§ **Work instructions**
Will you write out all the entries below exactly?
------------------------
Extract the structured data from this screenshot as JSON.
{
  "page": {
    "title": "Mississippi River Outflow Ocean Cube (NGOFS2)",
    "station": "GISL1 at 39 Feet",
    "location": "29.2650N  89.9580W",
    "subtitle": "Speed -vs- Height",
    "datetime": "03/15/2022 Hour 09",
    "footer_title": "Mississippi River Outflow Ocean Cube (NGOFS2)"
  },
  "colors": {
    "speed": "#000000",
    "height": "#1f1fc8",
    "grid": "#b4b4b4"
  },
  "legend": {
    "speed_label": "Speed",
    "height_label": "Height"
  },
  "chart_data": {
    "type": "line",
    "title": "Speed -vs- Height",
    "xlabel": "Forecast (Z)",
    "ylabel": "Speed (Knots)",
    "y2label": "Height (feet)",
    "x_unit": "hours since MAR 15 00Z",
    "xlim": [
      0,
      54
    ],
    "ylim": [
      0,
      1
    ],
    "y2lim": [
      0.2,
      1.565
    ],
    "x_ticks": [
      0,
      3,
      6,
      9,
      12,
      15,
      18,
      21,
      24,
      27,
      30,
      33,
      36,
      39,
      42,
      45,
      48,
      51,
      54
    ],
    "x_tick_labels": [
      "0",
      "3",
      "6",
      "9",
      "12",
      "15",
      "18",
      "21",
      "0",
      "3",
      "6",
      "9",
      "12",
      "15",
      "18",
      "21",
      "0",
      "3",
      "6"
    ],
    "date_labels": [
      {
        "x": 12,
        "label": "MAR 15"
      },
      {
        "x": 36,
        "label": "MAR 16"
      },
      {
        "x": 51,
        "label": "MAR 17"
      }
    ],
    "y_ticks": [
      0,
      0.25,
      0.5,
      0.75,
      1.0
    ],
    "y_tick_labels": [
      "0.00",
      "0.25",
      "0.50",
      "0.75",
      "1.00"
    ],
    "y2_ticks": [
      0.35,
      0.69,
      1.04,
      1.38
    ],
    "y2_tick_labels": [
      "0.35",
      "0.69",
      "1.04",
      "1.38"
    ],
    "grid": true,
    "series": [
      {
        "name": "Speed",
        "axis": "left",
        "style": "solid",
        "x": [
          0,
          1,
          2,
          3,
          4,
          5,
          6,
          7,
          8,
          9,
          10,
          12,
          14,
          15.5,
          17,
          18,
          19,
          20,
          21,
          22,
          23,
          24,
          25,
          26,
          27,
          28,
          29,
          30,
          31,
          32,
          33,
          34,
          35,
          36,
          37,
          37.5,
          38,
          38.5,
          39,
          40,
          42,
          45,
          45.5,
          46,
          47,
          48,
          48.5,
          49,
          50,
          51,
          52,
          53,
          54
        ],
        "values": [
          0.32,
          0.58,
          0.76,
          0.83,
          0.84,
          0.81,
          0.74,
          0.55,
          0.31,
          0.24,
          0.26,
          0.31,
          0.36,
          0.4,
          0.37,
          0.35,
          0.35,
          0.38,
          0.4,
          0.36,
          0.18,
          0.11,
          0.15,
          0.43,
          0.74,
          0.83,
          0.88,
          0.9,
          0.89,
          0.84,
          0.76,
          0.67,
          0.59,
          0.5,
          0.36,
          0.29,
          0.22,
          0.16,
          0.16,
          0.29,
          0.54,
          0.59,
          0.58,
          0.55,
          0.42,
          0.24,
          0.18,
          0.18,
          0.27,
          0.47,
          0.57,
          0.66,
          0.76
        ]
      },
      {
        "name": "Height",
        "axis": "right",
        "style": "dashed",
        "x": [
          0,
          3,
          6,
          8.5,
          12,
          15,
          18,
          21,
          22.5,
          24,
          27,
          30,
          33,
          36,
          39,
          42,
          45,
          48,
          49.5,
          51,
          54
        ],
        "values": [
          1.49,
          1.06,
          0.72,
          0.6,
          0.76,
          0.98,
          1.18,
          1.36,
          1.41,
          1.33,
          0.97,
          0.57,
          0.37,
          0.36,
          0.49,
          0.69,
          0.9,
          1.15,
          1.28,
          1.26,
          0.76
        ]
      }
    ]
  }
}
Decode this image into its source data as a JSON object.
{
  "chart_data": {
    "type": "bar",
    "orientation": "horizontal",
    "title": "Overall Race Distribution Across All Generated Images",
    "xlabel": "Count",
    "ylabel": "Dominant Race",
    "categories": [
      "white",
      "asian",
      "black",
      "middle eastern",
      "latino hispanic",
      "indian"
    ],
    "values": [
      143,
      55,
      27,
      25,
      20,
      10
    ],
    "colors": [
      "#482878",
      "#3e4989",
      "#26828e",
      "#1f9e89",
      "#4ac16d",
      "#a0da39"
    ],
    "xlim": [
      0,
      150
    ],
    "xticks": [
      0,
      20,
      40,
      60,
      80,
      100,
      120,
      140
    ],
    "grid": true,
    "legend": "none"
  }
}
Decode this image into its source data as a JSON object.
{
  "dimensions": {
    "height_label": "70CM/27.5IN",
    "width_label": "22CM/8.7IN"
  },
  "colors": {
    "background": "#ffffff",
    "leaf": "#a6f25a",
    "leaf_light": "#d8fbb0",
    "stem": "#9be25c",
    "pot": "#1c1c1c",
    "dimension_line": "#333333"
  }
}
------------------------
§ **Full answer**
Extract the structured data from this screenshot as JSON.
{
  "page": {
    "title": "Mississippi River Outflow Ocean Cube (NGOFS2)",
    "station": "GISL1 at 39 Feet",
    "location": "29.2650N  89.9580W",
    "subtitle": "Speed -vs- Height",
    "datetime": "03/15/2022 Hour 09",
    "footer_title": "Mississippi River Outflow Ocean Cube (NGOFS2)"
  },
  "colors": {
    "speed": "#000000",
    "height": "#1f1fc8",
    "grid": "#b4b4b4"
  },
  "legend": {
    "speed_label": "Speed",
    "height_label": "Height"
  },
  "chart_data": {
    "type": "line",
    "title": "Speed -vs- Height",
    "xlabel": "Forecast (Z)",
    "ylabel": "Speed (Knots)",
    "y2label": "Height (feet)",
    "x_unit": "hours since MAR 15 00Z",
    "xlim": [
      0,
      54
    ],
    "ylim": [
      0,
      1
    ],
    "y2lim": [
      0.2,
      1.565
    ],
    "x_ticks": [
      0,
      3,
      6,
      9,
      12,
      15,
      18,
      21,
      24,
      27,
      30,
      33,
      36,
      39,
      42,
      45,
      48,
      51,
      54
    ],
    "x_tick_labels": [
      "0",
      "3",
      "6",
      "9",
      "12",
      "15",
      "18",
      "21",
      "0",
      "3",
      "6",
      "9",
      "12",
      "15",
      "18",
      "21",
      "0",
      "3",
      "6"
    ],
    "date_labels": [
      {
        "x": 12,
        "label": "MAR 15"
      },
      {
        "x": 36,
        "label": "MAR 16"
      },
      {
        "x": 51,
        "label": "MAR 17"
      }
    ],
    "y_ticks": [
      0,
      0.25,
      0.5,
      0.75,
      1.0
    ],
    "y_tick_labels": [
      "0.00",
      "0.25",
      "0.50",
      "0.75",
      "1.00"
    ],
    "y2_ticks": [
      0.35,
      0.69,
      1.04,
      1.38
    ],
    "y2_tick_labels": [
      "0.35",
      "0.69",
      "1.04",
      "1.38"
    ],
    "grid": true,
    "series": [
      {
        "name": "Speed",
        "axis": "left",
        "style": "solid",
        "x": [
          0,
          1,
          2,
          3,
          4,
          5,
          6,
          7,
          8,
          9,
          10,
          12,
          14,
          15.5,
          17,
          18,
          19,
          20,
          21,
          22,
          23,
          24,
          25,
          26,
          27,
          28,
          29,
          30,
          31,
          32,
          33,
          34,
          35,
          36,
          37,
          37.5,
          38,
          38.5,
          39,
          40,
          42,
          45,
          45.5,
          46,
          47,
          48,
          48.5,
          49,
          50,
          51,
          52,
          53,
          54
        ],
        "values": [
          0.32,
          0.58,
          0.76,
          0.83,
          0.84,
          0.81,
          0.74,
          0.55,
          0.31,
          0.24,
          0.26,
          0.31,
          0.36,
          0.4,
          0.37,
          0.35,
          0.35,
          0.38,
          0.4,
          0.36,
          0.18,
          0.11,
          0.15,
          0.43,
          0.74,
          0.83,
          0.88,
          0.9,
          0.89,
          0.84,
          0.76,
          0.67,
          0.59,
          0.5,
          0.36,
          0.29,
          0.22,
          0.16,
          0.16,
          0.29,
          0.54,
          0.59,
          0.58,
          0.55,
          0.42,
          0.24,
          0.18,
          0.18,
          0.27,
          0.47,
          0.57,
          0.66,
          0.76
        ]
      },
      {
        "name": "Height",
        "axis": "right",
        "style": "dashed",
        "x": [
          0,
          3,
          6,
          8.5,
          12,
          15,
          18,
          21,
          22.5,
          24,
          27,
          30,
          33,
          36,
          39,
          42,
          45,
          48,
          49.5,
          51,
          54
        ],
        "values": [
          1.49,
          1.06,
          0.72,
          0.6,
          0.76,
          0.98,
          1.18,
          1.36,
          1.41,
          1.33,
          0.97,
          0.57,
          0.37,
          0.36,
          0.49,
          0.69,
          0.9,
          1.15,
          1.28,
          1.26,
          0.76
        ]
      }
    ]
  }
}
Decode this image into its source data as a JSON object.
{
  "chart_data": {
    "type": "bar",
    "orientation": "horizontal",
    "title": "Overall Race Distribution Across All Generated Images",
    "xlabel": "Count",
    "ylabel": "Dominant Race",
    "categories": [
      "white",
      "asian",
      "black",
      "middle eastern",
      "latino hispanic",
      "indian"
    ],
    "values": [
      143,
      55,
      27,
      25,
      20,
      10
    ],
    "colors": [
      "#482878",
      "#3e4989",
      "#26828e",
      "#1f9e89",
      "#4ac16d",
      "#a0da39"
    ],
    "xlim": [
      0,
      150
    ],
    "xticks": [
      0,
      20,
      40,
      60,
      80,
      100,
      120,
      140
    ],
    "grid": true,
    "legend": "none"
  }
}
Decode this image into its source data as a JSON object.
{
  "dimensions": {
    "height_label": "70CM/27.5IN",
    "width_label": "22CM/8.7IN"
  },
  "colors": {
    "background": "#ffffff",
    "leaf": "#a6f25a",
    "leaf_light": "#d8fbb0",
    "stem": "#9be25c",
    "pot": "#1c1c1c",
    "dimension_line": "#333333"
  }
}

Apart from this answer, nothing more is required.